:: Information given
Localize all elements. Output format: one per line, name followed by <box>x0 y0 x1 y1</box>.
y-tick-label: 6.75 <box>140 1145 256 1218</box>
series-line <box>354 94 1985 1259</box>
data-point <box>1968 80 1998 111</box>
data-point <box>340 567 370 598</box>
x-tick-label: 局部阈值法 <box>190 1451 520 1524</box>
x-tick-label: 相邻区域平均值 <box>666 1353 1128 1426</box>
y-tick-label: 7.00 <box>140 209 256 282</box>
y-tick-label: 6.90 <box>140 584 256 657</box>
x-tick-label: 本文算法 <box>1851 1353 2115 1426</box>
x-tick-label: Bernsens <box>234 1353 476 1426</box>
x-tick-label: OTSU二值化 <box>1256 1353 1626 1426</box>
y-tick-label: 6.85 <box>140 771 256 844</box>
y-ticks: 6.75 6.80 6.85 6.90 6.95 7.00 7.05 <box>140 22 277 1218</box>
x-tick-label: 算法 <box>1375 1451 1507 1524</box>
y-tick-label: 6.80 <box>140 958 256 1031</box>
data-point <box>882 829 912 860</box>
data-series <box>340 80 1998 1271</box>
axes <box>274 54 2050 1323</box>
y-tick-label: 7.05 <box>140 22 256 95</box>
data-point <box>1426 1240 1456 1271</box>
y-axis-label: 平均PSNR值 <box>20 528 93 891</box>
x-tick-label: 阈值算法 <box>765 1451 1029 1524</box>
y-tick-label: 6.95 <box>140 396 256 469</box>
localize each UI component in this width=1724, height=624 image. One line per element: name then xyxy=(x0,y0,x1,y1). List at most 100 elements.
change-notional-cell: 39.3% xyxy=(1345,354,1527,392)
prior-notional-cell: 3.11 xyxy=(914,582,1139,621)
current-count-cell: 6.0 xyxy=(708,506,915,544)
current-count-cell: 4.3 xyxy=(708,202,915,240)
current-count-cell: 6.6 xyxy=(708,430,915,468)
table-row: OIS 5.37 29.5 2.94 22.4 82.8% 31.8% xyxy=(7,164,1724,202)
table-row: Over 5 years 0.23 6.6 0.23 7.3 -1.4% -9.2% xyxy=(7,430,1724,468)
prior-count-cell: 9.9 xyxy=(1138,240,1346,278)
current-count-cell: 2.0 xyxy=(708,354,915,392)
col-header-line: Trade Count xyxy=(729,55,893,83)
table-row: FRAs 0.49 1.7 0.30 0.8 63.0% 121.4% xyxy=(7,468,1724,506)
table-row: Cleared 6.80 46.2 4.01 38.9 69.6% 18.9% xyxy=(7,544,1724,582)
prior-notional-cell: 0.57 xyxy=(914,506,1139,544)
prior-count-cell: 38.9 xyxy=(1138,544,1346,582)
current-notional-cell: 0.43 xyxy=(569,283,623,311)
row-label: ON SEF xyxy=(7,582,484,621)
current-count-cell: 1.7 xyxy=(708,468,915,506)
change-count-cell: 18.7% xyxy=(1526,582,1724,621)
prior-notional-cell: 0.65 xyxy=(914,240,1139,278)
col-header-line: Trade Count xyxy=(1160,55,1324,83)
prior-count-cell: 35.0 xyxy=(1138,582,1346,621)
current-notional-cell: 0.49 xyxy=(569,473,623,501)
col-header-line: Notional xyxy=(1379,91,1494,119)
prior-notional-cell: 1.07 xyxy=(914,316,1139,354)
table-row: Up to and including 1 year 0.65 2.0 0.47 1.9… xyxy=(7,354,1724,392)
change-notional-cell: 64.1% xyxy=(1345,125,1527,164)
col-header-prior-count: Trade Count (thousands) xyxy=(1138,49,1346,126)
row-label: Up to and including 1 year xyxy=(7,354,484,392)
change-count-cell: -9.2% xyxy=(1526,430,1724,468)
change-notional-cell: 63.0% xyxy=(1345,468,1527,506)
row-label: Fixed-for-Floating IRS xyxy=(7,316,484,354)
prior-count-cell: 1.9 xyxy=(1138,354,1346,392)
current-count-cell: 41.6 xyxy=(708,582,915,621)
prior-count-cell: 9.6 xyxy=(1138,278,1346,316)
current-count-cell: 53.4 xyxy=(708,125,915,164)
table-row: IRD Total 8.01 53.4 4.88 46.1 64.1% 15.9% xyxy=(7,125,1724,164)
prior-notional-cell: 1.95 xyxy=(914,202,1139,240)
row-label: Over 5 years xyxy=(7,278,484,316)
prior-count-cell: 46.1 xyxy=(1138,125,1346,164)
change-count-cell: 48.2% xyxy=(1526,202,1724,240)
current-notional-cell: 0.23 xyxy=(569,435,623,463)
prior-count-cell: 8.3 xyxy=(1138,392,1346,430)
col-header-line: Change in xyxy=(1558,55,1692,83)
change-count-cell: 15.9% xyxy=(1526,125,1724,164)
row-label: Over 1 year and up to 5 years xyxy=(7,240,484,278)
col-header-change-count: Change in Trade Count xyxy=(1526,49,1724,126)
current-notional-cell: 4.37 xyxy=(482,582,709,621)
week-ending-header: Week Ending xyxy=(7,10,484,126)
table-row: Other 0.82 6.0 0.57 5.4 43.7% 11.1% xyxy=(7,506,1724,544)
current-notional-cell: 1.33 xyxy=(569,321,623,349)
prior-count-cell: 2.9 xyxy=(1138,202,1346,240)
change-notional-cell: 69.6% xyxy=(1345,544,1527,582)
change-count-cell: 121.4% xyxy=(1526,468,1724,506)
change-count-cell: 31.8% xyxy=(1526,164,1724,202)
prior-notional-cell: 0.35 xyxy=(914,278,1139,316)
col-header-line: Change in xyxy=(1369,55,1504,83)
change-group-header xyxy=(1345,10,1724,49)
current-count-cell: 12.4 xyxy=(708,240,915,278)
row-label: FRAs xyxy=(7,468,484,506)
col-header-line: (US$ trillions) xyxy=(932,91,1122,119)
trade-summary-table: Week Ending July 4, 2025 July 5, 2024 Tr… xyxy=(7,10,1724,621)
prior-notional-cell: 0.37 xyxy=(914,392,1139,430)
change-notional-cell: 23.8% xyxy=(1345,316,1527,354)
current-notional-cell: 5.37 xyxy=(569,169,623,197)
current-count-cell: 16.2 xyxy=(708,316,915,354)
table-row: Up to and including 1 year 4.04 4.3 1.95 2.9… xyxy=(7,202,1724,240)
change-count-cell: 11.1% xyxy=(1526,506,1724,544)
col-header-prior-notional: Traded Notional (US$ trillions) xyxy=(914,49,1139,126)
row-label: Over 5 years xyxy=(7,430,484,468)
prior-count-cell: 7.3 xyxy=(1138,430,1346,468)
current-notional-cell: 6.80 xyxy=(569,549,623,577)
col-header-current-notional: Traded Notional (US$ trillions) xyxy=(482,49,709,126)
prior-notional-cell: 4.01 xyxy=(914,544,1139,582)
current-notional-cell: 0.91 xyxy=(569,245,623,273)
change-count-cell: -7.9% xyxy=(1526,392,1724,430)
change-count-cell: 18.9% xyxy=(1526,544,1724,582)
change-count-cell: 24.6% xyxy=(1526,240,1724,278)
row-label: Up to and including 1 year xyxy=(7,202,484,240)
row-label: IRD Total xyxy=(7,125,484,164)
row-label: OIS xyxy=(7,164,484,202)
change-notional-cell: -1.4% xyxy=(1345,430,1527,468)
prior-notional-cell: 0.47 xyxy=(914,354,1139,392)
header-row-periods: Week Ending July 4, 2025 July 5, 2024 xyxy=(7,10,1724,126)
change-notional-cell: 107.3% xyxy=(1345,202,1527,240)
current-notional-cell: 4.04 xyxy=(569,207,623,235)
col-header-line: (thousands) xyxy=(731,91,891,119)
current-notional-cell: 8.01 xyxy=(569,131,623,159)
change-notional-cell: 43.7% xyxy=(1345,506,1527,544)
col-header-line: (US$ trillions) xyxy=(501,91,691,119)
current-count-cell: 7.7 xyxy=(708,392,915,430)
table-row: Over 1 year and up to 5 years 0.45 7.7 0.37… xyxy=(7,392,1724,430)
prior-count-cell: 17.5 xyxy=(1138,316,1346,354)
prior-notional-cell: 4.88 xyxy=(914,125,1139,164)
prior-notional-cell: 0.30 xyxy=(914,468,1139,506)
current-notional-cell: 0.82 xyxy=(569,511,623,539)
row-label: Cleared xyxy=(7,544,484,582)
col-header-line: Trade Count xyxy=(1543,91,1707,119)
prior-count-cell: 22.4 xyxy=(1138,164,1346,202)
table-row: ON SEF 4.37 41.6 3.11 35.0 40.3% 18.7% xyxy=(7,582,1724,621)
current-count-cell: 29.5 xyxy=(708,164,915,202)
::::
Exercise goal: Reproduce the records verbatim, from the start of the records through the line containing "y-axis-label: 平均PSNR值 <box>20", with both ends included.

Result for this exercise:
Localize all elements. Output format: one per line, name followed by <box>x0 y0 x1 y1</box>.
y-tick-label: 6.75 <box>140 1145 256 1218</box>
series-line <box>354 94 1985 1259</box>
data-point <box>1968 80 1998 111</box>
data-point <box>340 567 370 598</box>
x-tick-label: 局部阈值法 <box>190 1451 520 1524</box>
x-tick-label: 相邻区域平均值 <box>666 1353 1128 1426</box>
y-tick-label: 7.00 <box>140 209 256 282</box>
y-tick-label: 6.90 <box>140 584 256 657</box>
x-tick-label: 本文算法 <box>1851 1353 2115 1426</box>
x-tick-label: Bernsens <box>234 1353 476 1426</box>
x-tick-label: OTSU二值化 <box>1256 1353 1626 1426</box>
y-tick-label: 6.85 <box>140 771 256 844</box>
y-ticks: 6.75 6.80 6.85 6.90 6.95 7.00 7.05 <box>140 22 277 1218</box>
x-tick-label: 算法 <box>1375 1451 1507 1524</box>
y-tick-label: 6.80 <box>140 958 256 1031</box>
data-point <box>882 829 912 860</box>
data-series <box>340 80 1998 1271</box>
axes <box>274 54 2050 1323</box>
y-tick-label: 7.05 <box>140 22 256 95</box>
data-point <box>1426 1240 1456 1271</box>
y-axis-label: 平均PSNR值 <box>20 528 93 891</box>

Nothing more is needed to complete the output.